## Raw records
☆ ☆ ☆ ☆ ☆ ☆ ☆

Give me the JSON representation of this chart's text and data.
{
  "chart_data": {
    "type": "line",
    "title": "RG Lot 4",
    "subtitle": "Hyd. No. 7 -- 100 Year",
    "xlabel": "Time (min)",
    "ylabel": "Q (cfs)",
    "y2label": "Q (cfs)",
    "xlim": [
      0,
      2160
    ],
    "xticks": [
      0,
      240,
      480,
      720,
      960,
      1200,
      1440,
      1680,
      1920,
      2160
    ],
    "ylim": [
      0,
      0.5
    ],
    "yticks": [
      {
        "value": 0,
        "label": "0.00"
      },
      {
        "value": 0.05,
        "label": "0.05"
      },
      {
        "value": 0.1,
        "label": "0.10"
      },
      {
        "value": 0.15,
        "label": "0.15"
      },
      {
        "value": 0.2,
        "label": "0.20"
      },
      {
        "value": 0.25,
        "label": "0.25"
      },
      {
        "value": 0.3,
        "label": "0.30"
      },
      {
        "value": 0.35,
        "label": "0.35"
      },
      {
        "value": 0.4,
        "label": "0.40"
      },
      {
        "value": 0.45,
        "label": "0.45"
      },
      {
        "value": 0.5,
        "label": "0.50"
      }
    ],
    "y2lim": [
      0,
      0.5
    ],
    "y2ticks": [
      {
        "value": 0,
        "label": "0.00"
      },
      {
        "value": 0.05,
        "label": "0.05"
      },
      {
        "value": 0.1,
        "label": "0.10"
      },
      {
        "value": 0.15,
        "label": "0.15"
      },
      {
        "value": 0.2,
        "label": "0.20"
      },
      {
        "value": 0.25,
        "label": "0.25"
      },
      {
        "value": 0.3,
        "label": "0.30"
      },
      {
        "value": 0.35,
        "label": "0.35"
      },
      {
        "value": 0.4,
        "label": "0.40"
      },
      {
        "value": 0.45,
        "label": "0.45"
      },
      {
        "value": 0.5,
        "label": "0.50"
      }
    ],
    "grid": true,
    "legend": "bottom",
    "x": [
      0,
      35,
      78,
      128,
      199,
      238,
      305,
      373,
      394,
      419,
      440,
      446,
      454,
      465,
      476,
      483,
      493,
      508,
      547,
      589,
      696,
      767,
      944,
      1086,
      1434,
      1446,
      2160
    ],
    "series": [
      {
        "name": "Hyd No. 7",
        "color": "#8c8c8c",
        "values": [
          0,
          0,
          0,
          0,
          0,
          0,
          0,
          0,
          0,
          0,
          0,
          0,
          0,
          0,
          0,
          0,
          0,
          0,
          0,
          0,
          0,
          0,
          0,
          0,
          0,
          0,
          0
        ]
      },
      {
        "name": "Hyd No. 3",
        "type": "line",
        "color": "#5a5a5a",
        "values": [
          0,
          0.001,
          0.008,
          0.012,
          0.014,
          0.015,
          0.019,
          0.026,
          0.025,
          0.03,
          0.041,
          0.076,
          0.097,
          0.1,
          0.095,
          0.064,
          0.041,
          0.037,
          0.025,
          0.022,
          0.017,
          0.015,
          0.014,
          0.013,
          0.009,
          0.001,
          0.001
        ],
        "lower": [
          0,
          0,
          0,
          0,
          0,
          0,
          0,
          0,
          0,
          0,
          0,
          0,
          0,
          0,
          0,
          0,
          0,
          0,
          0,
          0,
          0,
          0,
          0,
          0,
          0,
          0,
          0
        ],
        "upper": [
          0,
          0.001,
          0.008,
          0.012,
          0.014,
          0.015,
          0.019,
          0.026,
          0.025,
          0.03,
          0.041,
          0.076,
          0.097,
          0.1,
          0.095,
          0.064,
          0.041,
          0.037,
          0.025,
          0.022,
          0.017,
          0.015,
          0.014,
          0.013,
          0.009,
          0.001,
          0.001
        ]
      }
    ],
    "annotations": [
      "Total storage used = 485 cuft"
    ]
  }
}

☆ ☆ ☆ ☆ ☆ ☆ ☆

## What the exercise asks
Transcribe every entry verbatim.

## Solution
Give me the JSON representation of this chart's text and data.
{
  "chart_data": {
    "type": "line",
    "title": "RG Lot 4",
    "subtitle": "Hyd. No. 7 -- 100 Year",
    "xlabel": "Time (min)",
    "ylabel": "Q (cfs)",
    "y2label": "Q (cfs)",
    "xlim": [
      0,
      2160
    ],
    "xticks": [
      0,
      240,
      480,
      720,
      960,
      1200,
      1440,
      1680,
      1920,
      2160
    ],
    "ylim": [
      0,
      0.5
    ],
    "yticks": [
      {
        "value": 0,
        "label": "0.00"
      },
      {
        "value": 0.05,
        "label": "0.05"
      },
      {
        "value": 0.1,
        "label": "0.10"
      },
      {
        "value": 0.15,
        "label": "0.15"
      },
      {
        "value": 0.2,
        "label": "0.20"
      },
      {
        "value": 0.25,
        "label": "0.25"
      },
      {
        "value": 0.3,
        "label": "0.30"
      },
      {
        "value": 0.35,
        "label": "0.35"
      },
      {
        "value": 0.4,
        "label": "0.40"
      },
      {
        "value": 0.45,
        "label": "0.45"
      },
      {
        "value": 0.5,
        "label": "0.50"
      }
    ],
    "y2lim": [
      0,
      0.5
    ],
    "y2ticks": [
      {
        "value": 0,
        "label": "0.00"
      },
      {
        "value": 0.05,
        "label": "0.05"
      },
      {
        "value": 0.1,
        "label": "0.10"
      },
      {
        "value": 0.15,
        "label": "0.15"
      },
      {
        "value": 0.2,
        "label": "0.20"
      },
      {
        "value": 0.25,
        "label": "0.25"
      },
      {
        "value": 0.3,
        "label": "0.30"
      },
      {
        "value": 0.35,
        "label": "0.35"
      },
      {
        "value": 0.4,
        "label": "0.40"
      },
      {
        "value": 0.45,
        "label": "0.45"
      },
      {
        "value": 0.5,
        "label": "0.50"
      }
    ],
    "grid": true,
    "legend": "bottom",
    "x": [
      0,
      35,
      78,
      128,
      199,
      238,
      305,
      373,
      394,
      419,
      440,
      446,
      454,
      465,
      476,
      483,
      493,
      508,
      547,
      589,
      696,
      767,
      944,
      1086,
      1434,
      1446,
      2160
    ],
    "series": [
      {
        "name": "Hyd No. 7",
        "color": "#8c8c8c",
        "values": [
          0,
          0,
          0,
          0,
          0,
          0,
          0,
          0,
          0,
          0,
          0,
          0,
          0,
          0,
          0,
          0,
          0,
          0,
          0,
          0,
          0,
          0,
          0,
          0,
          0,
          0,
          0
        ]
      },
      {
        "name": "Hyd No. 3",
        "type": "line",
        "color": "#5a5a5a",
        "values": [
          0,
          0.001,
          0.008,
          0.012,
          0.014,
          0.015,
          0.019,
          0.026,
          0.025,
          0.03,
          0.041,
          0.076,
          0.097,
          0.1,
          0.095,
          0.064,
          0.041,
          0.037,
          0.025,
          0.022,
          0.017,
          0.015,
          0.014,
          0.013,
          0.009,
          0.001,
          0.001
        ],
        "lower": [
          0,
          0,
          0,
          0,
          0,
          0,
          0,
          0,
          0,
          0,
          0,
          0,
          0,
          0,
          0,
          0,
          0,
          0,
          0,
          0,
          0,
          0,
          0,
          0,
          0,
          0,
          0
        ],
        "upper": [
          0,
          0.001,
          0.008,
          0.012,
          0.014,
          0.015,
          0.019,
          0.026,
          0.025,
          0.03,
          0.041,
          0.076,
          0.097,
          0.1,
          0.095,
          0.064,
          0.041,
          0.037,
          0.025,
          0.022,
          0.017,
          0.015,
          0.014,
          0.013,
          0.009,
          0.001,
          0.001
        ]
      }
    ],
    "annotations": [
      "Total storage used = 485 cuft"
    ]
  }
}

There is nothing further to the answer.